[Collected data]
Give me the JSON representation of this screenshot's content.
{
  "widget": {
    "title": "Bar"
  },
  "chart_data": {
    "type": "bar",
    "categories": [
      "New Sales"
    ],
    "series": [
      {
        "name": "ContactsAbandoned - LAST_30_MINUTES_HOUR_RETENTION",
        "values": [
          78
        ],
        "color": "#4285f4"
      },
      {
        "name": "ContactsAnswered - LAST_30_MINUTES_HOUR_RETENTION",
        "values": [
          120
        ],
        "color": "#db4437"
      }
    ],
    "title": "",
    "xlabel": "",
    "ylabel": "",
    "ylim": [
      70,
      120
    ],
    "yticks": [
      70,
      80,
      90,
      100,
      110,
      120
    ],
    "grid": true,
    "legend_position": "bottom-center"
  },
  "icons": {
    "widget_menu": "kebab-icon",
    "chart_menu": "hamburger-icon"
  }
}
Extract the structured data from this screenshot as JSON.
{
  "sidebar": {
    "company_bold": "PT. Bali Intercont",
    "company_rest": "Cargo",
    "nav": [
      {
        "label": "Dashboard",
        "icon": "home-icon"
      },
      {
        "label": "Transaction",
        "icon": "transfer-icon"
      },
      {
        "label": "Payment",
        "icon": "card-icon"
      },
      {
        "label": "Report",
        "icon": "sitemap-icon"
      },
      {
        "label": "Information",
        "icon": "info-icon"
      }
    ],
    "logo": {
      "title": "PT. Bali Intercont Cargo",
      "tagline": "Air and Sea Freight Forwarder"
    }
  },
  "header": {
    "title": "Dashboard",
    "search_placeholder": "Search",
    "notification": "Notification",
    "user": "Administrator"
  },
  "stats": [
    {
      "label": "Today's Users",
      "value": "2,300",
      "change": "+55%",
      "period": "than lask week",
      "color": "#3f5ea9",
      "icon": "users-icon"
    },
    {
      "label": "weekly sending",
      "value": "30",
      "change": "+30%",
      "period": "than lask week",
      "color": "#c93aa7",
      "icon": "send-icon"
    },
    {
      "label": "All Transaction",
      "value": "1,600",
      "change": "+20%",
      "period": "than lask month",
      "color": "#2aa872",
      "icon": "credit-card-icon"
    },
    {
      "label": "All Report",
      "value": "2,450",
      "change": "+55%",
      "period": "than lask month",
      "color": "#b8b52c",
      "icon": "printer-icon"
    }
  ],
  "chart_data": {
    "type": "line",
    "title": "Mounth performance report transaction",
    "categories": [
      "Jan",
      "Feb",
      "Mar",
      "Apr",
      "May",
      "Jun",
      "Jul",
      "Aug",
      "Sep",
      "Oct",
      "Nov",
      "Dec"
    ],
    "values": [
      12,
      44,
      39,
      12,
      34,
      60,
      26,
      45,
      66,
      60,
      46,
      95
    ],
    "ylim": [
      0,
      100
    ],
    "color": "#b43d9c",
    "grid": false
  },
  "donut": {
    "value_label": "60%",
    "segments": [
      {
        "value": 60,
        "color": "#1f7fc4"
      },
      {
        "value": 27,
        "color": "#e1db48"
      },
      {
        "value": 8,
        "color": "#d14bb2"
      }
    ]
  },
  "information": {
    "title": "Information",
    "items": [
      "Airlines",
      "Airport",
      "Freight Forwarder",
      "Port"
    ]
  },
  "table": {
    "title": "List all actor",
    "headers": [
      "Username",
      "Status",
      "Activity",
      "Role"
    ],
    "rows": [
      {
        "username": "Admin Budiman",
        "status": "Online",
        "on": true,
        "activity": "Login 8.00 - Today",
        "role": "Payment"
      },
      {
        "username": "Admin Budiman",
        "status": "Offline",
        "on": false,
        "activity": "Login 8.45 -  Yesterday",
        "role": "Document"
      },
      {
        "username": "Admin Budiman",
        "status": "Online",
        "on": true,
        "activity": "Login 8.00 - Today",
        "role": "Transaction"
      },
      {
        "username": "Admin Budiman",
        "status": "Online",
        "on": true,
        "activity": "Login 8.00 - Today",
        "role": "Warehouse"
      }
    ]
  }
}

[Given instruction] State how many lines above contain the string "screenshot", with no other words.

[Result] 2